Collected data
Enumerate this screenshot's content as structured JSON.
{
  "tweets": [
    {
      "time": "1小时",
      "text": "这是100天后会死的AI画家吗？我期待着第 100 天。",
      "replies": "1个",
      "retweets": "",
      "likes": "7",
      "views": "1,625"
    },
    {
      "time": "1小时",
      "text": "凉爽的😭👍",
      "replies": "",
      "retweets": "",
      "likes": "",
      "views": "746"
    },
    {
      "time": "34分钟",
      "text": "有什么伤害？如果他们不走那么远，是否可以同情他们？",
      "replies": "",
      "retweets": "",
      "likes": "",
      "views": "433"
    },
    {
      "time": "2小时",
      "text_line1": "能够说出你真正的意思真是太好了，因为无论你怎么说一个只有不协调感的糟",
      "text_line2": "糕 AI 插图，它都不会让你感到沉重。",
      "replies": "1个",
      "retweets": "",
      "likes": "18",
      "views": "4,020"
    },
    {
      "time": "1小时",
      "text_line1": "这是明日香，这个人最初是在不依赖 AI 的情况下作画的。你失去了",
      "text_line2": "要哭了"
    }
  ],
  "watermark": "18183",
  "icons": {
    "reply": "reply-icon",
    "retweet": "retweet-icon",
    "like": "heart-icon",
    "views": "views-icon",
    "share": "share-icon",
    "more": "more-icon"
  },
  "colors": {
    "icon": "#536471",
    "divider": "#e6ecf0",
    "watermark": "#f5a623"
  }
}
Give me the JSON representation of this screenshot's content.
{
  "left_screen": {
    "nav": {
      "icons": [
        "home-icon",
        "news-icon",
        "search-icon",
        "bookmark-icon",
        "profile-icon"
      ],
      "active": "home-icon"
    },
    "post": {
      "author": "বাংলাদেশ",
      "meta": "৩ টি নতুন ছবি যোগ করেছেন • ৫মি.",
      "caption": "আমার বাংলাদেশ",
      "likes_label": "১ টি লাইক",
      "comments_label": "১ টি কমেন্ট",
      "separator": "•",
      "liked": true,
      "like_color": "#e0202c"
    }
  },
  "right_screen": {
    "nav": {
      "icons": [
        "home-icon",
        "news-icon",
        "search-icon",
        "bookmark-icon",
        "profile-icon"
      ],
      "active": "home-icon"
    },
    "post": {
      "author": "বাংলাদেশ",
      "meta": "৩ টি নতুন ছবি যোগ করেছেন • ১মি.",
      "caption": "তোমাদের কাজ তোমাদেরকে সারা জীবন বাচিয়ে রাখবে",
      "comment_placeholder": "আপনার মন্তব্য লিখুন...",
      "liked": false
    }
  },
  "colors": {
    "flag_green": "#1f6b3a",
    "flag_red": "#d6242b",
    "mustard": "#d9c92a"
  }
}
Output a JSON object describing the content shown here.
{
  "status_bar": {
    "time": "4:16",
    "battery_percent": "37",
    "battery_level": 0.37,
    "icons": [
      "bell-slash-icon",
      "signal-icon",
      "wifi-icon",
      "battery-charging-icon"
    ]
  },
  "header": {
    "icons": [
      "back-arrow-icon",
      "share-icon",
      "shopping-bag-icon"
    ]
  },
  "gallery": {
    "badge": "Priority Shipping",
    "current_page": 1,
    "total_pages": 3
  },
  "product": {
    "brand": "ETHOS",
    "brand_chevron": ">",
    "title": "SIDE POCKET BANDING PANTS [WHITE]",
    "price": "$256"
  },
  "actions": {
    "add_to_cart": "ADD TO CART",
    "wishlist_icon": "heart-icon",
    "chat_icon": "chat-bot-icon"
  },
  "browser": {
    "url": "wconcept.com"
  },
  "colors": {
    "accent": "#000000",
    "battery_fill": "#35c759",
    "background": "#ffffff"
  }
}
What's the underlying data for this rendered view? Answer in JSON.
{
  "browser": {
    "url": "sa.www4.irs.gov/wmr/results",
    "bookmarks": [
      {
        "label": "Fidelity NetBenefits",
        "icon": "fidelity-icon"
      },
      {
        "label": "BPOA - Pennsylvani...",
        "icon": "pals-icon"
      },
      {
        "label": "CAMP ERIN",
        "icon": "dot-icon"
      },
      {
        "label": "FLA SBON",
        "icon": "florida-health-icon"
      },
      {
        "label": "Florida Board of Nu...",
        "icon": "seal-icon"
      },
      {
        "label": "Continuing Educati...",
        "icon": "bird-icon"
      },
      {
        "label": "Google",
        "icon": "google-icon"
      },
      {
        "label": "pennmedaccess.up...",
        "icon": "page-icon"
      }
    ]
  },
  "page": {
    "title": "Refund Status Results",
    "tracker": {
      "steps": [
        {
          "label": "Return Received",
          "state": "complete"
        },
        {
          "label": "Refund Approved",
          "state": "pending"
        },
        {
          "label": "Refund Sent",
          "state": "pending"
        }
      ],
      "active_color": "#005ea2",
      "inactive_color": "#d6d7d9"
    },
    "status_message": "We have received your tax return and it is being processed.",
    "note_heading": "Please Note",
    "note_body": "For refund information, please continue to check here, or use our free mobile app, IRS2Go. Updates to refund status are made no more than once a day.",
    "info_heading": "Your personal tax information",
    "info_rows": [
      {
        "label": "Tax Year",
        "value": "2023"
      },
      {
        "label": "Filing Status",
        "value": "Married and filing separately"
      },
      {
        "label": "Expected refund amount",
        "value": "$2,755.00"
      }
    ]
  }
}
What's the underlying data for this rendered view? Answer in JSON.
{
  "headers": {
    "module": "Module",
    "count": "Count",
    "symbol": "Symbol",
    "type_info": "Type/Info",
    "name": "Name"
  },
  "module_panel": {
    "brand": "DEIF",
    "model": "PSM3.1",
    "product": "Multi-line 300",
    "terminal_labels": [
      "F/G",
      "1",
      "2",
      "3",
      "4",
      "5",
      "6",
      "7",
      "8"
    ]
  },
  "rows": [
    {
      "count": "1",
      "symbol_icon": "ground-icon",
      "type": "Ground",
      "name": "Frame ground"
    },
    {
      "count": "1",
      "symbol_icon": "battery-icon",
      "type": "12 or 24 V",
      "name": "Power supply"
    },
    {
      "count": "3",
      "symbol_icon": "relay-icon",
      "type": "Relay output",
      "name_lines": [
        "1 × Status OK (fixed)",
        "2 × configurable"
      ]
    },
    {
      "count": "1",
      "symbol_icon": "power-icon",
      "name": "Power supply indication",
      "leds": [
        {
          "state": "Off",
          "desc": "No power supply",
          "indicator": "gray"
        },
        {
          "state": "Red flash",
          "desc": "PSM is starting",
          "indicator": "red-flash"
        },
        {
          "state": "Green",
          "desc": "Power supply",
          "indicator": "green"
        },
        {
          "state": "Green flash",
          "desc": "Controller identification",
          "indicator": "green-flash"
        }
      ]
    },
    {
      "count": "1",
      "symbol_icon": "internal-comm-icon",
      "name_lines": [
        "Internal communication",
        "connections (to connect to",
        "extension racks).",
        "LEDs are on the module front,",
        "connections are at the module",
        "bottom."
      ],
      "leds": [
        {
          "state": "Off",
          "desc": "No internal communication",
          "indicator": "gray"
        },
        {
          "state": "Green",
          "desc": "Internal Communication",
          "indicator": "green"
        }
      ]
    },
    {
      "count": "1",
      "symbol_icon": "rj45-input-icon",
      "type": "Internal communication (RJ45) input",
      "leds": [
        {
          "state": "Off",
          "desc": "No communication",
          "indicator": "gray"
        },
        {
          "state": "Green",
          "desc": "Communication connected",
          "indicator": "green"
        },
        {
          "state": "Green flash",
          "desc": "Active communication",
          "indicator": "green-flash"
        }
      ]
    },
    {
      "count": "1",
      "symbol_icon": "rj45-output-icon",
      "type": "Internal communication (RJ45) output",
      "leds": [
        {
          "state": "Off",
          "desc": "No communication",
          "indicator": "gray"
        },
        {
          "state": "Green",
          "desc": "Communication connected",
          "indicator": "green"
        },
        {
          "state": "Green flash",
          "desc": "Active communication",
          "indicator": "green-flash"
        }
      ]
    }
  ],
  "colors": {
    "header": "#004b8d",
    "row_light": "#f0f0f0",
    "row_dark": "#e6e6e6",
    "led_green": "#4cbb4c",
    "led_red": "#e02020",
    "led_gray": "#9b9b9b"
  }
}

▶ **GIVEN TASK**
Look through the lines above and collect those with the word "here".

▶ **ANSWER IN FULL**
Output a JSON object describing the content shown here.
    "note_body": "For refund information, please continue to check here, or use our free mobile app, IRS2Go. Updates to refund status are made no more than once a day.",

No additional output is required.